# Do this
Count how many lines hold the string "tehdy", and give only that number.

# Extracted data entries
##############################

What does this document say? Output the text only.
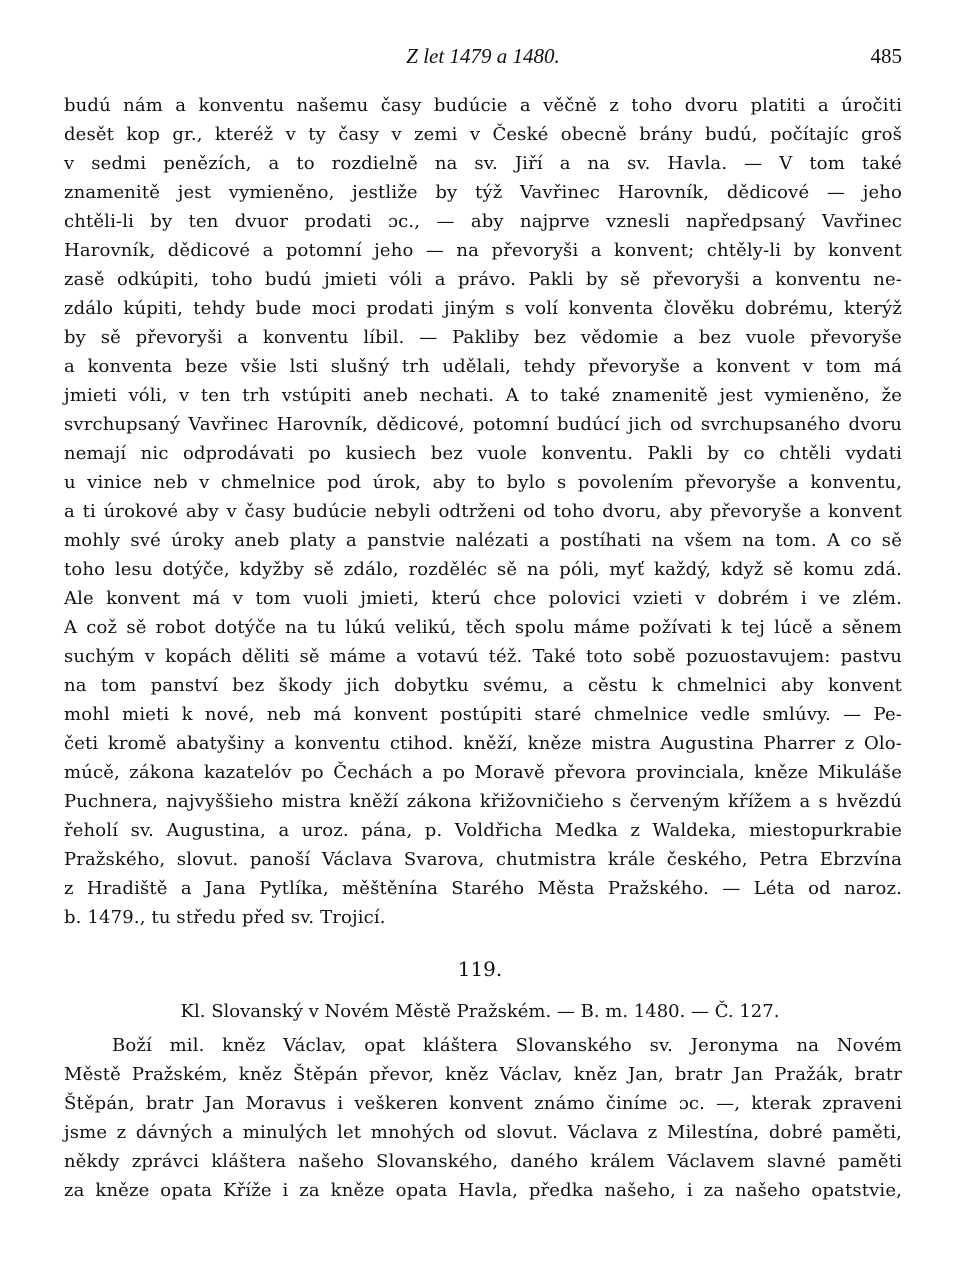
Z let 1479 a 1480.	485
budú nám a konventu našemu časy budúcie a věčně z toho dvoru platiti a úročiti
desět kop gr., kteréž v ty časy v zemi v České obecně brány budú, počítajíc groš
v sedmi penězích, a to rozdielně na sv. Jiří a na sv. Havla. — V tom také
znamenitě jest vymieněno, jestliže by týž Vavřinec Harovník, dědicové — jeho
chtěli-li by ten dvuor prodati ɔc., — aby najprve vznesli napředpsaný Vavřinec
Harovník, dědicové a potomní jeho — na převoryši a konvent; chtěly-li by konvent
zasě odkúpiti, toho budú jmieti vóli a právo. Pakli by sě převoryši a konventu ne-
zdálo kúpiti, tehdy bude moci prodati jiným s volí konventa člověku dobrému, kterýž
by sě převoryši a konventu líbil. — Pakliby bez vědomie a bez vuole převoryše
a konventa beze všie lsti slušný trh udělali, tehdy převoryše a konvent v tom má
jmieti vóli, v ten trh vstúpiti aneb nechati. A to také znamenitě jest vymieněno, že
svrchupsaný Vavřinec Harovník, dědicové, potomní budúcí jich od svrchupsaného dvoru
nemají nic odprodávati po kusiech bez vuole konventu. Pakli by co chtěli vydati
u vinice neb v chmelnice pod úrok, aby to bylo s povolením převoryše a konventu,
a ti úrokové aby v časy budúcie nebyli odtrženi od toho dvoru, aby převoryše a konvent
mohly své úroky aneb platy a panstvie nalézati a postíhati na všem na tom. A co sě
toho lesu dotýče, kdyžby sě zdálo, rozděléc sě na póli, myť každý, když sě komu zdá.
Ale konvent má v tom vuoli jmieti, kterú chce polovici vzieti v dobrém i ve zlém.
A což sě robot dotýče na tu lúkú velikú, těch spolu máme požívati k tej lúcě a sěnem
suchým v kopách děliti sě máme a votavú též. Také toto sobě pozuostavujem: pastvu
na tom panství bez škody jich dobytku svému, a cěstu k chmelnici aby konvent
mohl mieti k nové, neb má konvent postúpiti staré chmelnice vedle smlúvy. — Pe-
četi kromě abatyšiny a konventu ctihod. kněží, kněze mistra Augustina Pharrer z Olo-
múcě, zákona kazatelóv po Čechách a po Moravě převora provinciala, kněze Mikuláše
Puchnera, najvyššieho mistra kněží zákona křižovničieho s červeným křížem a s hvězdú
řeholí sv. Augustina, a uroz. pána, p. Voldřicha Medka z Waldeka, miestopurkrabie
Pražského, slovut. panoší Václava Svarova, chutmistra krále českého, Petra Ebrzvína
z Hradiště a Jana Pytlíka, měštěnína Starého Města Pražského. — Léta od naroz.
b. 1479., tu středu před sv. Trojicí.
119.
Kl. Slovanský v Novém Městě Pražském. — B. m. 1480. — Č. 127.
Boží mil. kněz Václav, opat kláštera Slovanského sv. Jeronyma na Novém
Městě Pražském, kněz Štěpán převor, kněz Václav, kněz Jan, bratr Jan Pražák, bratr
Štěpán, bratr Jan Moravus i veškeren konvent známo činíme ɔc. —, kterak zpraveni
jsme z dávných a minulých let mnohých od slovut. Václava z Milestína, dobré paměti,
někdy zprávci kláštera našeho Slovanského, daného králem Václavem slavné paměti
za kněze opata Kříže i za kněze opata Havla, předka našeho, i za našeho opatstvie,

##############################

# Task result
2